▶ Work to complete
Pull out every line below that holds the word "text".
* begin Data section *
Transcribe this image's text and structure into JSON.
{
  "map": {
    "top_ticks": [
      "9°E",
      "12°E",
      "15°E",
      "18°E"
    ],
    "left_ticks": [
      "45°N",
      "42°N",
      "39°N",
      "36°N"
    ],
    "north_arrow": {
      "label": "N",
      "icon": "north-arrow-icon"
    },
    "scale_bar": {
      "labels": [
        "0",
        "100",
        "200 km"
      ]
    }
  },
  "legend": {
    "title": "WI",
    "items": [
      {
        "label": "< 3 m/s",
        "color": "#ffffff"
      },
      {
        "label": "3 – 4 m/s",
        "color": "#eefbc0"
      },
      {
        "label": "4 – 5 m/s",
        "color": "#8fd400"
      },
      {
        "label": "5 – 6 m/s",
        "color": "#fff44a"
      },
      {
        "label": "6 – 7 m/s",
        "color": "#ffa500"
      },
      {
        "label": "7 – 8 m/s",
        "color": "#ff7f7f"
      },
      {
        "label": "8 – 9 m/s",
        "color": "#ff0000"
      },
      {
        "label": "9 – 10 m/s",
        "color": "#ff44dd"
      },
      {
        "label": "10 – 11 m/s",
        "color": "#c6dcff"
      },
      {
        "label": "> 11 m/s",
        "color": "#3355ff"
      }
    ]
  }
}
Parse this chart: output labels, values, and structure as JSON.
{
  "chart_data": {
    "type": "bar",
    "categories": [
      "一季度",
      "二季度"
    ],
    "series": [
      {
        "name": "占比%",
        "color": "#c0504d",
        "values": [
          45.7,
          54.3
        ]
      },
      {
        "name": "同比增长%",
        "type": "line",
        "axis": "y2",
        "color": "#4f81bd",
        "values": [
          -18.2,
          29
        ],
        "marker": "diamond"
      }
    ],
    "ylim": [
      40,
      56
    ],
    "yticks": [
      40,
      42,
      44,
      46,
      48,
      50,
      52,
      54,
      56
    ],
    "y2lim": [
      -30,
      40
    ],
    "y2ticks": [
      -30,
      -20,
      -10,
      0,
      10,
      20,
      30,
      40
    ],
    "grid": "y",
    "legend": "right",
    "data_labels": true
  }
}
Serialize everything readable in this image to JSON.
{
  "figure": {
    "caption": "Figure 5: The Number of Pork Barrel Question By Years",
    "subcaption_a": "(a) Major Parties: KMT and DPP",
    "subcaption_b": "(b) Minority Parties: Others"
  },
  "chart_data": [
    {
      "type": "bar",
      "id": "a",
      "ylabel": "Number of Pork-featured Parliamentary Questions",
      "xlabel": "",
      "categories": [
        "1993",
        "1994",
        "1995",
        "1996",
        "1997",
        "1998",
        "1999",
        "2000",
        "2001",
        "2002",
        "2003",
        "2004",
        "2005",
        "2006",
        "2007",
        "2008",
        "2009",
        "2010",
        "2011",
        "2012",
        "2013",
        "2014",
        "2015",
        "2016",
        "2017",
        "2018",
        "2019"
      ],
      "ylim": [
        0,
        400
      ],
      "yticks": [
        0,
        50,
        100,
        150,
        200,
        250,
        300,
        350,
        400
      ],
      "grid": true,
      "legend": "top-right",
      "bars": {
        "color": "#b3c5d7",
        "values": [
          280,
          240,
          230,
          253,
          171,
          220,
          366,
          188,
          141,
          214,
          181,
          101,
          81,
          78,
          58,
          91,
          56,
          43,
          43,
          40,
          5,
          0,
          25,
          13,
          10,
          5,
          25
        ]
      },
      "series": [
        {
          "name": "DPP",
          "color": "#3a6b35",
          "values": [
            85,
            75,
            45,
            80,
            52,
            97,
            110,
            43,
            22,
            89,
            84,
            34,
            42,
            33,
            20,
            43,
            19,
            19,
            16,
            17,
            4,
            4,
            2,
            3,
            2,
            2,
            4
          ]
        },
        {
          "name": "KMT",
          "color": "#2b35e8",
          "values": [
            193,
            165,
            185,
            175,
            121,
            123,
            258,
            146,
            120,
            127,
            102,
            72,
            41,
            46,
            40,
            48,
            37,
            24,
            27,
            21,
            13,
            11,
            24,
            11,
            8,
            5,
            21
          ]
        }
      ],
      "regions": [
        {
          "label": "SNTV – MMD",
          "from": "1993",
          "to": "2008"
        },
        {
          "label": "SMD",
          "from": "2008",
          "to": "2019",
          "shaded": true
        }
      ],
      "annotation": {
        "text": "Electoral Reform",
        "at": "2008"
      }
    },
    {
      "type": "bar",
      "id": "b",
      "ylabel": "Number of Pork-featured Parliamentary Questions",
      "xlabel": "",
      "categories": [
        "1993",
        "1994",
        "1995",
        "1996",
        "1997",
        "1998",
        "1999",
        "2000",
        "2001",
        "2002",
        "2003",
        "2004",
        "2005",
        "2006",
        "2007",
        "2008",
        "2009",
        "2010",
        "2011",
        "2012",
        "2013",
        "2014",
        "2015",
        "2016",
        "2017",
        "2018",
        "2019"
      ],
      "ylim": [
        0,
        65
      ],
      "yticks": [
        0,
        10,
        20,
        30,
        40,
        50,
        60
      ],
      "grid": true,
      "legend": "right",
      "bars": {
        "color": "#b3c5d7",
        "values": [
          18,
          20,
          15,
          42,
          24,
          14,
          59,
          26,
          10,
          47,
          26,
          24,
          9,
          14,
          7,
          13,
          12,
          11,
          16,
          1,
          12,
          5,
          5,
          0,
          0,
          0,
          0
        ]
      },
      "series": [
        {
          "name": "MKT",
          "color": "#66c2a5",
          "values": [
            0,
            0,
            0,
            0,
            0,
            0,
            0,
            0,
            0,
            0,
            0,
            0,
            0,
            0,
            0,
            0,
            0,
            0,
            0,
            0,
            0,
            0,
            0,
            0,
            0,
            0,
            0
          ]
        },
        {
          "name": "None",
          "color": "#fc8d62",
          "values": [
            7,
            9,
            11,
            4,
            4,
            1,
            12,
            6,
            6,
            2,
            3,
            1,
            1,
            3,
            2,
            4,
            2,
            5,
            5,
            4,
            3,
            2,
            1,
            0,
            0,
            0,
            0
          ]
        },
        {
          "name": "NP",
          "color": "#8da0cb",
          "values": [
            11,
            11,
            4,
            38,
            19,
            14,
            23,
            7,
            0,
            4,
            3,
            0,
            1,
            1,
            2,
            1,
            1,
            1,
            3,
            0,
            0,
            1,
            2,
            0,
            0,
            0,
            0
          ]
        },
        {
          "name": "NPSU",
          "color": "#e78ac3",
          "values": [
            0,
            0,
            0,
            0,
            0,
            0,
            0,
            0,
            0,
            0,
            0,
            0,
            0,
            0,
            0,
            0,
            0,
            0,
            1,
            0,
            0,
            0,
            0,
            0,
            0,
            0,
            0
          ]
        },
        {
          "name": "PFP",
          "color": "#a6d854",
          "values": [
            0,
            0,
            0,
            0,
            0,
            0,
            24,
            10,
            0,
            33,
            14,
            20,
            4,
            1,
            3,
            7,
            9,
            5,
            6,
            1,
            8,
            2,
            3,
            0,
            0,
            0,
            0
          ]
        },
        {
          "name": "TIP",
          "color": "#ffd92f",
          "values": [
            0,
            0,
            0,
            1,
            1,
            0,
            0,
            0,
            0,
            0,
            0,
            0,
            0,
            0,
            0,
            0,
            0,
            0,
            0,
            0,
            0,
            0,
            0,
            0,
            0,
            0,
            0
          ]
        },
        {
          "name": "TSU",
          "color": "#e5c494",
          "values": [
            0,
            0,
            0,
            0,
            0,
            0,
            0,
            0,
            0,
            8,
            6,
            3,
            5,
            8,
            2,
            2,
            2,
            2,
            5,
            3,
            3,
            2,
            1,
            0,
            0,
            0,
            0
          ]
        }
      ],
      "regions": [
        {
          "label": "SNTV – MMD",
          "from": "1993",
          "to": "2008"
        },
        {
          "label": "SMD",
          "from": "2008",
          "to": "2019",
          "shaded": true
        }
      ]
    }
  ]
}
* end Data section *
▶ Response to this exercise
Transcribe this image's text and structure into JSON.
        "text": "Electoral Reform",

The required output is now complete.